== What is required ==
Count how many lines contain the word "FCCAnalyses". Respond with the number alone.

== Provided data ==
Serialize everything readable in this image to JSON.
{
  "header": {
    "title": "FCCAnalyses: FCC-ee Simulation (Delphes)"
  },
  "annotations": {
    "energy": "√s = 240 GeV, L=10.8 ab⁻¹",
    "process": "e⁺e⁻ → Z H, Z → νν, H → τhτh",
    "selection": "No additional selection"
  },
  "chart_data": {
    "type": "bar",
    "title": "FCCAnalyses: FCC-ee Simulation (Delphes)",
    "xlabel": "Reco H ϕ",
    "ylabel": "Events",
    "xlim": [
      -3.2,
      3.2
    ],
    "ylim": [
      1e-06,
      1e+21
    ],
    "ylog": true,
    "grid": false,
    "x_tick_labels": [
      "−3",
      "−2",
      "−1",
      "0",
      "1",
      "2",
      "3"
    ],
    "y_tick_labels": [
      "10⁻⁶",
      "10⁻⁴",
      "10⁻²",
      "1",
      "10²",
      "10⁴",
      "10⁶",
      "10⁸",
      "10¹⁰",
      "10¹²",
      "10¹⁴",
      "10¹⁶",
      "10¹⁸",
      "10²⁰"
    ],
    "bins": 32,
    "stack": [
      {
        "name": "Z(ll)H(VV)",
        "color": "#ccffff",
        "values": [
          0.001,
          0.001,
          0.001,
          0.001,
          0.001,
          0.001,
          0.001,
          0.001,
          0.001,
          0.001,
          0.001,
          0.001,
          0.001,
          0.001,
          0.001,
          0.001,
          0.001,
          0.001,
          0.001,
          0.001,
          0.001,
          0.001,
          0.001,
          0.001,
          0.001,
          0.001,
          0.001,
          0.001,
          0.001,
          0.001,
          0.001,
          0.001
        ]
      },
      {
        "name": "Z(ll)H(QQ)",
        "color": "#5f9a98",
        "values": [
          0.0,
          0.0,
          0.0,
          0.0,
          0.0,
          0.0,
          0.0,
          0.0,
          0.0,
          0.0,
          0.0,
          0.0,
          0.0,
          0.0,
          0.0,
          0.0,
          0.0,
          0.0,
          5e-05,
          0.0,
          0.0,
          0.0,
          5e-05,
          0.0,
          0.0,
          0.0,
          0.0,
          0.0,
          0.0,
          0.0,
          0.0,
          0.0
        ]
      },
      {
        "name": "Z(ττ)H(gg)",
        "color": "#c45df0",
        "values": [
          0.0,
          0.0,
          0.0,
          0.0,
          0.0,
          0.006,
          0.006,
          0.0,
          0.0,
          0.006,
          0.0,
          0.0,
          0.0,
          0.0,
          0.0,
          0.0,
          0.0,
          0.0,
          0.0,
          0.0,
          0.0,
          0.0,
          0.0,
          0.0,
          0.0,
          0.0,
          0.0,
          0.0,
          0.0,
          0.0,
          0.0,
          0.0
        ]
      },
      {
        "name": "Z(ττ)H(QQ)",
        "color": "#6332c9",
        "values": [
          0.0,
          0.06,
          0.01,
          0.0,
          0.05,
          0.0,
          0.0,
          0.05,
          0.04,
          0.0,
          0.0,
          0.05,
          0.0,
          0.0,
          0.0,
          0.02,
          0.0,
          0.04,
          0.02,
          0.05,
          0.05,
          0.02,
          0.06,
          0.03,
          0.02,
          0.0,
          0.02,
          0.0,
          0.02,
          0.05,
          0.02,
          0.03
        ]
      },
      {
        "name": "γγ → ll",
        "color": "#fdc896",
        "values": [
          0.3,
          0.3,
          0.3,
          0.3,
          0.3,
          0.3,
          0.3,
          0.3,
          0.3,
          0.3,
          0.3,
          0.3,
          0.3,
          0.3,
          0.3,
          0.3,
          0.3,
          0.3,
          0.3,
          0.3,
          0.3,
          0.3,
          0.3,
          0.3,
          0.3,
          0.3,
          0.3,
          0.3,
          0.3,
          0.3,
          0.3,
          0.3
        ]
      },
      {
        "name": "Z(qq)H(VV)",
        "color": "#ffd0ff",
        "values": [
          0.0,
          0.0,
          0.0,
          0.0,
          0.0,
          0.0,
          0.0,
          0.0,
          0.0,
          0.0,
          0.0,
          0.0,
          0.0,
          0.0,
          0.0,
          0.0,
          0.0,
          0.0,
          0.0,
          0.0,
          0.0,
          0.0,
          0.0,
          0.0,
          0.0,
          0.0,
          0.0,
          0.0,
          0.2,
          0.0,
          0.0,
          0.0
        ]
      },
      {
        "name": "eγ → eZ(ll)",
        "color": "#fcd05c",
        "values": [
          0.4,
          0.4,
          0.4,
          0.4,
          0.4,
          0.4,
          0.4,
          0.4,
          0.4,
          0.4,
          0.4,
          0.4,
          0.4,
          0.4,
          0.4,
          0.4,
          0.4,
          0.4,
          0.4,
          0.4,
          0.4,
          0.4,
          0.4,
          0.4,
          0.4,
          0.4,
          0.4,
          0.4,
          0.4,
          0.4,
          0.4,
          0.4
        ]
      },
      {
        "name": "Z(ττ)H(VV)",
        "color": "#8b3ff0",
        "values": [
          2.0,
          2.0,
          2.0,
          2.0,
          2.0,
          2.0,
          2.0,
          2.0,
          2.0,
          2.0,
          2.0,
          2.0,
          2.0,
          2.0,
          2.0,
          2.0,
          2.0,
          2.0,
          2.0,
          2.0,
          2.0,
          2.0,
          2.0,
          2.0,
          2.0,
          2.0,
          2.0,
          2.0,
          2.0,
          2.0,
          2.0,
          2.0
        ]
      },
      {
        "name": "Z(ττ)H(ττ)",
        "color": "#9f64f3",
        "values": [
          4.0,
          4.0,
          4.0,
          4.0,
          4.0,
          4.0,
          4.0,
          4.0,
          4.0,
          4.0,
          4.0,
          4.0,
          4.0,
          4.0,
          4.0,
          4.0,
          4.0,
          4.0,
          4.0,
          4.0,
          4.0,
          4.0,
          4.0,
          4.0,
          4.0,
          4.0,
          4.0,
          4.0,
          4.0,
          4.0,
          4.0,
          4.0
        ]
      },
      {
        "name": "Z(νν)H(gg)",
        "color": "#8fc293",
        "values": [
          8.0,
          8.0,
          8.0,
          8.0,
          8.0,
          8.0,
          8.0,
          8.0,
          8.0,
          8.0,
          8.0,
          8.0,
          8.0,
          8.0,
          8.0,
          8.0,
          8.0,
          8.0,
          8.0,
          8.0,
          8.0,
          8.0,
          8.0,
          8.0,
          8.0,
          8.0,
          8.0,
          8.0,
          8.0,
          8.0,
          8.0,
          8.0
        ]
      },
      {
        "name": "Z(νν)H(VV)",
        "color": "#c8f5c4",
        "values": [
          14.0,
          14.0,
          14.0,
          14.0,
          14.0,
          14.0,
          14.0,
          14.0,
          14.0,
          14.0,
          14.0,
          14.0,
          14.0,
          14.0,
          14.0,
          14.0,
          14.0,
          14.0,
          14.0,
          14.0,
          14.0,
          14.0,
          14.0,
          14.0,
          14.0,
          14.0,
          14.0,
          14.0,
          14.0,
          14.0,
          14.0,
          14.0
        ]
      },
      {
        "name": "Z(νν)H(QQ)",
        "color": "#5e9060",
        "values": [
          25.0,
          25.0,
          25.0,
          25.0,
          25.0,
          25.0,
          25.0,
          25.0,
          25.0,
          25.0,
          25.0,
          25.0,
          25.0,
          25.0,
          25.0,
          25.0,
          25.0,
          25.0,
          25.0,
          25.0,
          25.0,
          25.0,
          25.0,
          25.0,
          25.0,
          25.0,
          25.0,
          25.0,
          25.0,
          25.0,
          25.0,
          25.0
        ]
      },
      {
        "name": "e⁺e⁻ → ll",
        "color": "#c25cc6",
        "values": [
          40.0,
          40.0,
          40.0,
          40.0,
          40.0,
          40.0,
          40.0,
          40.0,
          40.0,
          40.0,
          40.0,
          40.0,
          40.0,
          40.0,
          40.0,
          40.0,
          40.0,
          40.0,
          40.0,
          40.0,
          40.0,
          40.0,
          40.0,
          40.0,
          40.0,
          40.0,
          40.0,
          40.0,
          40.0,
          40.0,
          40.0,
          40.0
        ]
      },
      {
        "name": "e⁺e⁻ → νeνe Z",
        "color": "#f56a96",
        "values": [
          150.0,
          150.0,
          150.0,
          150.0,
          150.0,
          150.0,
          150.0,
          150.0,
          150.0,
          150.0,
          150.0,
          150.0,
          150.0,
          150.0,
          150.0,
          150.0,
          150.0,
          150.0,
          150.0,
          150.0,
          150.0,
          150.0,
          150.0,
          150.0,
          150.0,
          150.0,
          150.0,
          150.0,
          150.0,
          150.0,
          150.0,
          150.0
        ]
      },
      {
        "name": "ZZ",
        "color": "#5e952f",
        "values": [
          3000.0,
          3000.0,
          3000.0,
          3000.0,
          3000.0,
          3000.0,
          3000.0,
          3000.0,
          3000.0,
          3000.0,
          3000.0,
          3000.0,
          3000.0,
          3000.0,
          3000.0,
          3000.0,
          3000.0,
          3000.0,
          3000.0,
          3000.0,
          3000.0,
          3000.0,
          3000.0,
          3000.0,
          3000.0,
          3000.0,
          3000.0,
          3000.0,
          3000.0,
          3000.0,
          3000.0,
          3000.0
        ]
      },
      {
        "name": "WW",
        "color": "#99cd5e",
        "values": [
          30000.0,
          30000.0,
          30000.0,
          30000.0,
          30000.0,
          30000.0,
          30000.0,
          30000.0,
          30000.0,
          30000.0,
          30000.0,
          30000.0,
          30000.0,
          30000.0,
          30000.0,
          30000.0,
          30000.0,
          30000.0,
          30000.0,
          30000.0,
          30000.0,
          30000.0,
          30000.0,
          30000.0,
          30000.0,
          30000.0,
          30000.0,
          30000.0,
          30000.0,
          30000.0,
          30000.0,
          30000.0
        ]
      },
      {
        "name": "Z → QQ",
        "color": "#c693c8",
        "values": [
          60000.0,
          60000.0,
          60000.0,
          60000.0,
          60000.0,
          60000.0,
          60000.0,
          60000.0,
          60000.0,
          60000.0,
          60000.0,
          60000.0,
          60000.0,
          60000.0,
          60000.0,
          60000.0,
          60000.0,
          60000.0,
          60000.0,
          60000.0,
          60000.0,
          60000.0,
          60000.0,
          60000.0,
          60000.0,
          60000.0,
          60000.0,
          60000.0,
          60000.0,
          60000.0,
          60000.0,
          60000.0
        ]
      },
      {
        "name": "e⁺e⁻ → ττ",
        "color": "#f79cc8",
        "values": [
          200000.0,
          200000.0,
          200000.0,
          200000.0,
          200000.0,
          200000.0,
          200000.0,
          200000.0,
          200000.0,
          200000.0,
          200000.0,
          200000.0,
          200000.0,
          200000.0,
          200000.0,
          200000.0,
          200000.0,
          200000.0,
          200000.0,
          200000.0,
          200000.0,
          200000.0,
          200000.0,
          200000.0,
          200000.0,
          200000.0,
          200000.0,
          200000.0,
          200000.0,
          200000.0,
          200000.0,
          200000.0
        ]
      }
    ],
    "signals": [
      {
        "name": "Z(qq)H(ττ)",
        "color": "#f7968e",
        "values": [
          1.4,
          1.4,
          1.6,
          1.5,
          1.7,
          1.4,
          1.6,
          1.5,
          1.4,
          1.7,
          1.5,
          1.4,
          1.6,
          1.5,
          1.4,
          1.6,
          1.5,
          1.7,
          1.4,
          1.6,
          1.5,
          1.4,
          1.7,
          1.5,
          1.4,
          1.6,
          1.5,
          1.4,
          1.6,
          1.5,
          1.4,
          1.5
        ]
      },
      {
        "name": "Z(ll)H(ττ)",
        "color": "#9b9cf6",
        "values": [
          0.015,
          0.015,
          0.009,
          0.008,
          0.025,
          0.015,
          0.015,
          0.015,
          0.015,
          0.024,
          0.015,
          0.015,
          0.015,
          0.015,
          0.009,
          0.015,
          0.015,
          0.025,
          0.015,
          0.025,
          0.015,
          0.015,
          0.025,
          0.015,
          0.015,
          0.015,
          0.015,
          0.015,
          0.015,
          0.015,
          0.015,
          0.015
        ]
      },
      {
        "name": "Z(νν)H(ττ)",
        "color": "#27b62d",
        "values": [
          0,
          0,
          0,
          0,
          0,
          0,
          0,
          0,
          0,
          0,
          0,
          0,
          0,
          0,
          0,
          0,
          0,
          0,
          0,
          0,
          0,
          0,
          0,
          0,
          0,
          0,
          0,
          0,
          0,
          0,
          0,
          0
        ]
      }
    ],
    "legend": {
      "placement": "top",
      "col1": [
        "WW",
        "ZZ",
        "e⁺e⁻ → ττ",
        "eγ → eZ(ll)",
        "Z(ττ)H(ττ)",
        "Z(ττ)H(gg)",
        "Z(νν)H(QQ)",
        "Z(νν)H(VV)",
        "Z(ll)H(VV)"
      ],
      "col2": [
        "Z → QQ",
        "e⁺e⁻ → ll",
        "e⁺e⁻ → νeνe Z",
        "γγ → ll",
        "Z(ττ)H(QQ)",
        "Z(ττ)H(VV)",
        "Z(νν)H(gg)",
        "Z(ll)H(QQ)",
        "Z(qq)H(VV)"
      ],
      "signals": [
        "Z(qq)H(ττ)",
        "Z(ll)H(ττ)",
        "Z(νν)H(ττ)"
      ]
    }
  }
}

== Exercise answer ==
2